** START GIVEN DATA **
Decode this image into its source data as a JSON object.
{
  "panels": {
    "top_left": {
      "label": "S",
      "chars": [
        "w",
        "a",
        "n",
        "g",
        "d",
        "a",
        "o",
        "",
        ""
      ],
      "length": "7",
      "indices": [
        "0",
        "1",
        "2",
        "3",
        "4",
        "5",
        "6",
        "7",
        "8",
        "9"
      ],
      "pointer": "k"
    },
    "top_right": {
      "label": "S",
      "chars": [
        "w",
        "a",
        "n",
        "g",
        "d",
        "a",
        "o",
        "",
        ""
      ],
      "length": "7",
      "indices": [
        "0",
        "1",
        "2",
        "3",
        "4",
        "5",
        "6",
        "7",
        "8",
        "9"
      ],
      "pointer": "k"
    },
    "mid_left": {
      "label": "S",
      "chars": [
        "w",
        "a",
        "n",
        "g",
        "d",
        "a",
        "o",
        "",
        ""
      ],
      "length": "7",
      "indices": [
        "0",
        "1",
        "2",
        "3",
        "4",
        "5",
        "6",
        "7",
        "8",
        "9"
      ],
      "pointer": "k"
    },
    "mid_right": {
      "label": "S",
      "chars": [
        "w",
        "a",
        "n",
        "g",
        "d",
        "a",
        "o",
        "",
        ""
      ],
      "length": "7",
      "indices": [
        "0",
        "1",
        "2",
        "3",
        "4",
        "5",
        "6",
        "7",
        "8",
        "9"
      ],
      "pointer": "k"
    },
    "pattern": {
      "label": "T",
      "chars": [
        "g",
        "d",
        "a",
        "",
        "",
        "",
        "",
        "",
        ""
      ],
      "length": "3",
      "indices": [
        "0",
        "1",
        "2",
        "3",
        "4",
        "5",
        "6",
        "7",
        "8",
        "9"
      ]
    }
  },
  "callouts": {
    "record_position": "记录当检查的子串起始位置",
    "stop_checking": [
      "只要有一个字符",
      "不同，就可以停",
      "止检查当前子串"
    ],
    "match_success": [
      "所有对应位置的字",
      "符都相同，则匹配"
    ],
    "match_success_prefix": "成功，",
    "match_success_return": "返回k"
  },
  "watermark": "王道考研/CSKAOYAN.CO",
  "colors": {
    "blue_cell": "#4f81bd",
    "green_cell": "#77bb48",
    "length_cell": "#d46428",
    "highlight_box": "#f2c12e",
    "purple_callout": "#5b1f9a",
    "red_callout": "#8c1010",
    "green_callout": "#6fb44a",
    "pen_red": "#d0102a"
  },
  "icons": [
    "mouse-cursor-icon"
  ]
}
** END GIVEN DATA **
» **WHAT YOU NEED TO DO**: Write down all the entries again without a single difference.

» **ANSWER IN FULL**:
Decode this image into its source data as a JSON object.
{
  "panels": {
    "top_left": {
      "label": "S",
      "chars": [
        "w",
        "a",
        "n",
        "g",
        "d",
        "a",
        "o",
        "",
        ""
      ],
      "length": "7",
      "indices": [
        "0",
        "1",
        "2",
        "3",
        "4",
        "5",
        "6",
        "7",
        "8",
        "9"
      ],
      "pointer": "k"
    },
    "top_right": {
      "label": "S",
      "chars": [
        "w",
        "a",
        "n",
        "g",
        "d",
        "a",
        "o",
        "",
        ""
      ],
      "length": "7",
      "indices": [
        "0",
        "1",
        "2",
        "3",
        "4",
        "5",
        "6",
        "7",
        "8",
        "9"
      ],
      "pointer": "k"
    },
    "mid_left": {
      "label": "S",
      "chars": [
        "w",
        "a",
        "n",
        "g",
        "d",
        "a",
        "o",
        "",
        ""
      ],
      "length": "7",
      "indices": [
        "0",
        "1",
        "2",
        "3",
        "4",
        "5",
        "6",
        "7",
        "8",
        "9"
      ],
      "pointer": "k"
    },
    "mid_right": {
      "label": "S",
      "chars": [
        "w",
        "a",
        "n",
        "g",
        "d",
        "a",
        "o",
        "",
        ""
      ],
      "length": "7",
      "indices": [
        "0",
        "1",
        "2",
        "3",
        "4",
        "5",
        "6",
        "7",
        "8",
        "9"
      ],
      "pointer": "k"
    },
    "pattern": {
      "label": "T",
      "chars": [
        "g",
        "d",
        "a",
        "",
        "",
        "",
        "",
        "",
        ""
      ],
      "length": "3",
      "indices": [
        "0",
        "1",
        "2",
        "3",
        "4",
        "5",
        "6",
        "7",
        "8",
        "9"
      ]
    }
  },
  "callouts": {
    "record_position": "记录当检查的子串起始位置",
    "stop_checking": [
      "只要有一个字符",
      "不同，就可以停",
      "止检查当前子串"
    ],
    "match_success": [
      "所有对应位置的字",
      "符都相同，则匹配"
    ],
    "match_success_prefix": "成功，",
    "match_success_return": "返回k"
  },
  "watermark": "王道考研/CSKAOYAN.CO",
  "colors": {
    "blue_cell": "#4f81bd",
    "green_cell": "#77bb48",
    "length_cell": "#d46428",
    "highlight_box": "#f2c12e",
    "purple_callout": "#5b1f9a",
    "red_callout": "#8c1010",
    "green_callout": "#6fb44a",
    "pen_red": "#d0102a"
  },
  "icons": [
    "mouse-cursor-icon"
  ]
}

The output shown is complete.